* Task goal: Print the full listing exactly.

* Dataset extract:

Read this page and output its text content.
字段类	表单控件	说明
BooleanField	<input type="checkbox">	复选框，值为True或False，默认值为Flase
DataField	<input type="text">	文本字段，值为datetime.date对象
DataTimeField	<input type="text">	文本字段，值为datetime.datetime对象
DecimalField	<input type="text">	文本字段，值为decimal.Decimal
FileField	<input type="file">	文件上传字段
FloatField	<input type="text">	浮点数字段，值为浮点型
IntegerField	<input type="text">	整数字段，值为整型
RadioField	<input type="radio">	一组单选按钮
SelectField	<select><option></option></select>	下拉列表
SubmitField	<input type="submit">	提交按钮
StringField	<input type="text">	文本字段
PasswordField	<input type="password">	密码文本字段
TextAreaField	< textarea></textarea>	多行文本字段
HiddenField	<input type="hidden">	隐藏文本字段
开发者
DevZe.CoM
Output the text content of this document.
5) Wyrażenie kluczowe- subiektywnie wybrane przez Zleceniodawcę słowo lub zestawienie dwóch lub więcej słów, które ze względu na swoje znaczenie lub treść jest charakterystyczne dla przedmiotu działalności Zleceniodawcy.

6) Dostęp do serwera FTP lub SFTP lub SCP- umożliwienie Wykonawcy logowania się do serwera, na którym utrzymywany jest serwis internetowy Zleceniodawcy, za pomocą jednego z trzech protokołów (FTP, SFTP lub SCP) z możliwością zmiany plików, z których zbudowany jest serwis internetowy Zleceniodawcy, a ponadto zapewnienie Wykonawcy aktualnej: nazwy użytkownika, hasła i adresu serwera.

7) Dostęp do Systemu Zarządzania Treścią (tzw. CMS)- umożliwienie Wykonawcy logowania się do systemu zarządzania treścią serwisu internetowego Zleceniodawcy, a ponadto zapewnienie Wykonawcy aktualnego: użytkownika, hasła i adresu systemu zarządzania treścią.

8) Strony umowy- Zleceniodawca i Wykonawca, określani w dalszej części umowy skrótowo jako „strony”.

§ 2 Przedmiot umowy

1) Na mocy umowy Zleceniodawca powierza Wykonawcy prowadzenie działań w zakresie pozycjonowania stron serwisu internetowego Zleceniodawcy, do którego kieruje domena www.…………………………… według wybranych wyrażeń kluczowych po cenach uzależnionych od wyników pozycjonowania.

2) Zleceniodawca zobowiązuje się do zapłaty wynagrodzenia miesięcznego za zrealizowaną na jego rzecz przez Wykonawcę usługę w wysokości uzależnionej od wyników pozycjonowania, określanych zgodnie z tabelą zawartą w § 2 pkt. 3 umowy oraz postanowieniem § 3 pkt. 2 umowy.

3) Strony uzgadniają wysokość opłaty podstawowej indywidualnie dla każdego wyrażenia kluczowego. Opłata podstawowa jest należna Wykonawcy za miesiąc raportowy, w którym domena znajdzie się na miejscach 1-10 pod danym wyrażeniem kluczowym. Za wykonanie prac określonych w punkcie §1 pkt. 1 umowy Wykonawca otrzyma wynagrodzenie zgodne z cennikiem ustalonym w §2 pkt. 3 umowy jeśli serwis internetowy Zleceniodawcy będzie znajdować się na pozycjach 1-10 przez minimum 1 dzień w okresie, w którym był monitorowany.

* Expected answer:
Read this page and output its text content.
字段类	表单控件	说明
BooleanField	<input type="checkbox">	复选框，值为True或False，默认值为Flase
DataField	<input type="text">	文本字段，值为datetime.date对象
DataTimeField	<input type="text">	文本字段，值为datetime.datetime对象
DecimalField	<input type="text">	文本字段，值为decimal.Decimal
FileField	<input type="file">	文件上传字段
FloatField	<input type="text">	浮点数字段，值为浮点型
IntegerField	<input type="text">	整数字段，值为整型
RadioField	<input type="radio">	一组单选按钮
SelectField	<select><option></option></select>	下拉列表
SubmitField	<input type="submit">	提交按钮
StringField	<input type="text">	文本字段
PasswordField	<input type="password">	密码文本字段
TextAreaField	< textarea></textarea>	多行文本字段
HiddenField	<input type="hidden">	隐藏文本字段
开发者
DevZe.CoM
Output the text content of this document.
5) Wyrażenie kluczowe- subiektywnie wybrane przez Zleceniodawcę słowo lub zestawienie dwóch lub więcej słów, które ze względu na swoje znaczenie lub treść jest charakterystyczne dla przedmiotu działalności Zleceniodawcy.

6) Dostęp do serwera FTP lub SFTP lub SCP- umożliwienie Wykonawcy logowania się do serwera, na którym utrzymywany jest serwis internetowy Zleceniodawcy, za pomocą jednego z trzech protokołów (FTP, SFTP lub SCP) z możliwością zmiany plików, z których zbudowany jest serwis internetowy Zleceniodawcy, a ponadto zapewnienie Wykonawcy aktualnej: nazwy użytkownika, hasła i adresu serwera.

7) Dostęp do Systemu Zarządzania Treścią (tzw. CMS)- umożliwienie Wykonawcy logowania się do systemu zarządzania treścią serwisu internetowego Zleceniodawcy, a ponadto zapewnienie Wykonawcy aktualnego: użytkownika, hasła i adresu systemu zarządzania treścią.

8) Strony umowy- Zleceniodawca i Wykonawca, określani w dalszej części umowy skrótowo jako „strony”.

§ 2 Przedmiot umowy

1) Na mocy umowy Zleceniodawca powierza Wykonawcy prowadzenie działań w zakresie pozycjonowania stron serwisu internetowego Zleceniodawcy, do którego kieruje domena www.…………………………… według wybranych wyrażeń kluczowych po cenach uzależnionych od wyników pozycjonowania.

2) Zleceniodawca zobowiązuje się do zapłaty wynagrodzenia miesięcznego za zrealizowaną na jego rzecz przez Wykonawcę usługę w wysokości uzależnionej od wyników pozycjonowania, określanych zgodnie z tabelą zawartą w § 2 pkt. 3 umowy oraz postanowieniem § 3 pkt. 2 umowy.

3) Strony uzgadniają wysokość opłaty podstawowej indywidualnie dla każdego wyrażenia kluczowego. Opłata podstawowa jest należna Wykonawcy za miesiąc raportowy, w którym domena znajdzie się na miejscach 1-10 pod danym wyrażeniem kluczowym. Za wykonanie prac określonych w punkcie §1 pkt. 1 umowy Wykonawca otrzyma wynagrodzenie zgodne z cennikiem ustalonym w §2 pkt. 3 umowy jeśli serwis internetowy Zleceniodawcy będzie znajdować się na pozycjach 1-10 przez minimum 1 dzień w okresie, w którym był monitorowany.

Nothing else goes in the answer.